▶ _WHAT TO WORK ON_
Write out all of the data exactly as it appears.

*** SUPPLIED DATA

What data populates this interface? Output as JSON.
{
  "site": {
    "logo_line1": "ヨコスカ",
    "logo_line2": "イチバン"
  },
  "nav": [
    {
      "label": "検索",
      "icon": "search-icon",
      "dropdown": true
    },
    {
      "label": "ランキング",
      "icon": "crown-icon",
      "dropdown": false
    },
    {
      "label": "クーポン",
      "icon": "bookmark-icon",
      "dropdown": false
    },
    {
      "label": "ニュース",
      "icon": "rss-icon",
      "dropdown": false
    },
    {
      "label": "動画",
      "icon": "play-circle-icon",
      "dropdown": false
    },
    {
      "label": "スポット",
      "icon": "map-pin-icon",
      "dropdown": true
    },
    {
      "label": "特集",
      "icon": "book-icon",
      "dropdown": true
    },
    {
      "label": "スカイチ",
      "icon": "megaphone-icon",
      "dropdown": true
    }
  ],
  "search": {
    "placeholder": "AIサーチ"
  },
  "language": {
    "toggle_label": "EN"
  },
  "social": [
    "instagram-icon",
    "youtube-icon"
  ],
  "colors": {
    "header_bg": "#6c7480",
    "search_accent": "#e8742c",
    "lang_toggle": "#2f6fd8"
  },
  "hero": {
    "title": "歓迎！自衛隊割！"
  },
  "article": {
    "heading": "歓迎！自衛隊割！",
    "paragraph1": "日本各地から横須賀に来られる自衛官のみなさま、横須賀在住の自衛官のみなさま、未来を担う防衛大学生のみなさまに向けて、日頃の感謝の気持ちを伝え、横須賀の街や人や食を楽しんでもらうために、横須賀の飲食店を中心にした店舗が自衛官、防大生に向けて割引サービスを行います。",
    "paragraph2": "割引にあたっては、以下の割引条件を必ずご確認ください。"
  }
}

******

▶ _EXPECTED OUTPUT_
What data populates this interface? Output as JSON.
{
  "site": {
    "logo_line1": "ヨコスカ",
    "logo_line2": "イチバン"
  },
  "nav": [
    {
      "label": "検索",
      "icon": "search-icon",
      "dropdown": true
    },
    {
      "label": "ランキング",
      "icon": "crown-icon",
      "dropdown": false
    },
    {
      "label": "クーポン",
      "icon": "bookmark-icon",
      "dropdown": false
    },
    {
      "label": "ニュース",
      "icon": "rss-icon",
      "dropdown": false
    },
    {
      "label": "動画",
      "icon": "play-circle-icon",
      "dropdown": false
    },
    {
      "label": "スポット",
      "icon": "map-pin-icon",
      "dropdown": true
    },
    {
      "label": "特集",
      "icon": "book-icon",
      "dropdown": true
    },
    {
      "label": "スカイチ",
      "icon": "megaphone-icon",
      "dropdown": true
    }
  ],
  "search": {
    "placeholder": "AIサーチ"
  },
  "language": {
    "toggle_label": "EN"
  },
  "social": [
    "instagram-icon",
    "youtube-icon"
  ],
  "colors": {
    "header_bg": "#6c7480",
    "search_accent": "#e8742c",
    "lang_toggle": "#2f6fd8"
  },
  "hero": {
    "title": "歓迎！自衛隊割！"
  },
  "article": {
    "heading": "歓迎！自衛隊割！",
    "paragraph1": "日本各地から横須賀に来られる自衛官のみなさま、横須賀在住の自衛官のみなさま、未来を担う防衛大学生のみなさまに向けて、日頃の感謝の気持ちを伝え、横須賀の街や人や食を楽しんでもらうために、横須賀の飲食店を中心にした店舗が自衛官、防大生に向けて割引サービスを行います。",
    "paragraph2": "割引にあたっては、以下の割引条件を必ずご確認ください。"
  }
}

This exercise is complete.